Saved data entries:
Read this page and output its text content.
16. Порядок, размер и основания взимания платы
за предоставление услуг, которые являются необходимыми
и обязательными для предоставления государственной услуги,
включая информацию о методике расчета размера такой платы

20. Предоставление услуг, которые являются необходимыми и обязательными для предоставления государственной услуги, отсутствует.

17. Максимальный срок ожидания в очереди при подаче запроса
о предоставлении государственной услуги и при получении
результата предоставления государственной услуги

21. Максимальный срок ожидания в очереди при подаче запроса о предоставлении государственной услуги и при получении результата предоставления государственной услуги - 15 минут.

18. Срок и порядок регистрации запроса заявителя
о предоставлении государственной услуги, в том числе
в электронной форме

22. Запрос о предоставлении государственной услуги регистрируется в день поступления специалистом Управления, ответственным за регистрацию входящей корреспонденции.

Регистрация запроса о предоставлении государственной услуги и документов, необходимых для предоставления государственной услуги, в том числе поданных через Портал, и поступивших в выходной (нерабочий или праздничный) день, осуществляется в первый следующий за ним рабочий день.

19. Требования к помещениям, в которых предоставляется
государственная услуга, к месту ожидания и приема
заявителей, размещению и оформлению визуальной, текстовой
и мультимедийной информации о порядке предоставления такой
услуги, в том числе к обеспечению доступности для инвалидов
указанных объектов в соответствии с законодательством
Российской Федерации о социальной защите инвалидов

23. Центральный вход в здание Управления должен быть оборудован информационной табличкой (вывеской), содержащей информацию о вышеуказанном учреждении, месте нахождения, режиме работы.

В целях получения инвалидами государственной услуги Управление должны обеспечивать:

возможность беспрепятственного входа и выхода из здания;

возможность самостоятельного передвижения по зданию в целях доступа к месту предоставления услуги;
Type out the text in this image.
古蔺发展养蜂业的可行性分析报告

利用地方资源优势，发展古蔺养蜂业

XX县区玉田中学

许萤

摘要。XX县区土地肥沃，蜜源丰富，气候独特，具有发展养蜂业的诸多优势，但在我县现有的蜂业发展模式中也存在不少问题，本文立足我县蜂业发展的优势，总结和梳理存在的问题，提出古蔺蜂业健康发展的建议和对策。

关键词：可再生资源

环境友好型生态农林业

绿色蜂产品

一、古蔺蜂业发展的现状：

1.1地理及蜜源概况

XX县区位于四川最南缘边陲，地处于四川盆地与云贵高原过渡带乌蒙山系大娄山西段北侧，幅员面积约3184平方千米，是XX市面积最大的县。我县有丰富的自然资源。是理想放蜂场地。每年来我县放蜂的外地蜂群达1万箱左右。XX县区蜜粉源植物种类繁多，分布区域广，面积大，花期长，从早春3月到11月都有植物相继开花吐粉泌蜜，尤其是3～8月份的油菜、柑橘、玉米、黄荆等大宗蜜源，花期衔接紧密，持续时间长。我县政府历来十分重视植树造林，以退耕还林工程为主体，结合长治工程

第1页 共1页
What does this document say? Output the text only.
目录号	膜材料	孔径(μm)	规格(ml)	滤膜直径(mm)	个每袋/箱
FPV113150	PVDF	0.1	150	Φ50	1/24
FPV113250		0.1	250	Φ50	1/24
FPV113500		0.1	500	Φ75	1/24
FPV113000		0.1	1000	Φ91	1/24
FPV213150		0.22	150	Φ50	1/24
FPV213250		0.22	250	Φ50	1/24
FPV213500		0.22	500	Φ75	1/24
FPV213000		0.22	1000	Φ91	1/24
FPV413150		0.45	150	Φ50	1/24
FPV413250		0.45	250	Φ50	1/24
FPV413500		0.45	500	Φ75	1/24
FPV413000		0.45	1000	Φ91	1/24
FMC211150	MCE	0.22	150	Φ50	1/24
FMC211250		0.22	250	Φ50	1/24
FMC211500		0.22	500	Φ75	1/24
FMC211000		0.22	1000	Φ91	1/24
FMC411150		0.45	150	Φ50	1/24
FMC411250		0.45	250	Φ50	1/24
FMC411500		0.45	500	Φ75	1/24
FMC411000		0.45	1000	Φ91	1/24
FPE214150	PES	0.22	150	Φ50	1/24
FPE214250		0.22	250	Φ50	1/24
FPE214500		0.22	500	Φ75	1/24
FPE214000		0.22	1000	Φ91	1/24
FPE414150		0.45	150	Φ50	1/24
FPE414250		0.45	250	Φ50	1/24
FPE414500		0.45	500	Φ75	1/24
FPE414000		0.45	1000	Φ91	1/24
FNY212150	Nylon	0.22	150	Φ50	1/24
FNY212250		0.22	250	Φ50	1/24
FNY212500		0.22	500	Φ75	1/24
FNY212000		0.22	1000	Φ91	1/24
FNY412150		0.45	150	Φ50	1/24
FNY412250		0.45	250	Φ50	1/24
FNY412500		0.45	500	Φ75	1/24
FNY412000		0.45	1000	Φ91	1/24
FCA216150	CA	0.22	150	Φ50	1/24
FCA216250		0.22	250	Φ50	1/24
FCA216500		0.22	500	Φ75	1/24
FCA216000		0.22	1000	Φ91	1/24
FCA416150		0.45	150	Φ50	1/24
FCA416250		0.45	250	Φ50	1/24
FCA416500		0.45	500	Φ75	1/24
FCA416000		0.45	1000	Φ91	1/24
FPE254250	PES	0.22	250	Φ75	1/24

**WHAT IS BEING ASKED:** Write down all the entries again without a single difference.

**RESPONSE BELOW:**
Read this page and output its text content.
16. Порядок, размер и основания взимания платы
за предоставление услуг, которые являются необходимыми
и обязательными для предоставления государственной услуги,
включая информацию о методике расчета размера такой платы

20. Предоставление услуг, которые являются необходимыми и обязательными для предоставления государственной услуги, отсутствует.

17. Максимальный срок ожидания в очереди при подаче запроса
о предоставлении государственной услуги и при получении
результата предоставления государственной услуги

21. Максимальный срок ожидания в очереди при подаче запроса о предоставлении государственной услуги и при получении результата предоставления государственной услуги - 15 минут.

18. Срок и порядок регистрации запроса заявителя
о предоставлении государственной услуги, в том числе
в электронной форме

22. Запрос о предоставлении государственной услуги регистрируется в день поступления специалистом Управления, ответственным за регистрацию входящей корреспонденции.

Регистрация запроса о предоставлении государственной услуги и документов, необходимых для предоставления государственной услуги, в том числе поданных через Портал, и поступивших в выходной (нерабочий или праздничный) день, осуществляется в первый следующий за ним рабочий день.

19. Требования к помещениям, в которых предоставляется
государственная услуга, к месту ожидания и приема
заявителей, размещению и оформлению визуальной, текстовой
и мультимедийной информации о порядке предоставления такой
услуги, в том числе к обеспечению доступности для инвалидов
указанных объектов в соответствии с законодательством
Российской Федерации о социальной защите инвалидов

23. Центральный вход в здание Управления должен быть оборудован информационной табличкой (вывеской), содержащей информацию о вышеуказанном учреждении, месте нахождения, режиме работы.

В целях получения инвалидами государственной услуги Управление должны обеспечивать:

возможность беспрепятственного входа и выхода из здания;

возможность самостоятельного передвижения по зданию в целях доступа к месту предоставления услуги;
Type out the text in this image.
古蔺发展养蜂业的可行性分析报告

利用地方资源优势，发展古蔺养蜂业

XX县区玉田中学

许萤

摘要。XX县区土地肥沃，蜜源丰富，气候独特，具有发展养蜂业的诸多优势，但在我县现有的蜂业发展模式中也存在不少问题，本文立足我县蜂业发展的优势，总结和梳理存在的问题，提出古蔺蜂业健康发展的建议和对策。

关键词：可再生资源

环境友好型生态农林业

绿色蜂产品

一、古蔺蜂业发展的现状：

1.1地理及蜜源概况

XX县区位于四川最南缘边陲，地处于四川盆地与云贵高原过渡带乌蒙山系大娄山西段北侧，幅员面积约3184平方千米，是XX市面积最大的县。我县有丰富的自然资源。是理想放蜂场地。每年来我县放蜂的外地蜂群达1万箱左右。XX县区蜜粉源植物种类繁多，分布区域广，面积大，花期长，从早春3月到11月都有植物相继开花吐粉泌蜜，尤其是3～8月份的油菜、柑橘、玉米、黄荆等大宗蜜源，花期衔接紧密，持续时间长。我县政府历来十分重视植树造林，以退耕还林工程为主体，结合长治工程

第1页 共1页
What does this document say? Output the text only.
目录号	膜材料	孔径(μm)	规格(ml)	滤膜直径(mm)	个每袋/箱
FPV113150	PVDF	0.1	150	Φ50	1/24
FPV113250		0.1	250	Φ50	1/24
FPV113500		0.1	500	Φ75	1/24
FPV113000		0.1	1000	Φ91	1/24
FPV213150		0.22	150	Φ50	1/24
FPV213250		0.22	250	Φ50	1/24
FPV213500		0.22	500	Φ75	1/24
FPV213000		0.22	1000	Φ91	1/24
FPV413150		0.45	150	Φ50	1/24
FPV413250		0.45	250	Φ50	1/24
FPV413500		0.45	500	Φ75	1/24
FPV413000		0.45	1000	Φ91	1/24
FMC211150	MCE	0.22	150	Φ50	1/24
FMC211250		0.22	250	Φ50	1/24
FMC211500		0.22	500	Φ75	1/24
FMC211000		0.22	1000	Φ91	1/24
FMC411150		0.45	150	Φ50	1/24
FMC411250		0.45	250	Φ50	1/24
FMC411500		0.45	500	Φ75	1/24
FMC411000		0.45	1000	Φ91	1/24
FPE214150	PES	0.22	150	Φ50	1/24
FPE214250		0.22	250	Φ50	1/24
FPE214500		0.22	500	Φ75	1/24
FPE214000		0.22	1000	Φ91	1/24
FPE414150		0.45	150	Φ50	1/24
FPE414250		0.45	250	Φ50	1/24
FPE414500		0.45	500	Φ75	1/24
FPE414000		0.45	1000	Φ91	1/24
FNY212150	Nylon	0.22	150	Φ50	1/24
FNY212250		0.22	250	Φ50	1/24
FNY212500		0.22	500	Φ75	1/24
FNY212000		0.22	1000	Φ91	1/24
FNY412150		0.45	150	Φ50	1/24
FNY412250		0.45	250	Φ50	1/24
FNY412500		0.45	500	Φ75	1/24
FNY412000		0.45	1000	Φ91	1/24
FCA216150	CA	0.22	150	Φ50	1/24
FCA216250		0.22	250	Φ50	1/24
FCA216500		0.22	500	Φ75	1/24
FCA216000		0.22	1000	Φ91	1/24
FCA416150		0.45	150	Φ50	1/24
FCA416250		0.45	250	Φ50	1/24
FCA416500		0.45	500	Φ75	1/24
FCA416000		0.45	1000	Φ91	1/24
FPE254250	PES	0.22	250	Φ75	1/24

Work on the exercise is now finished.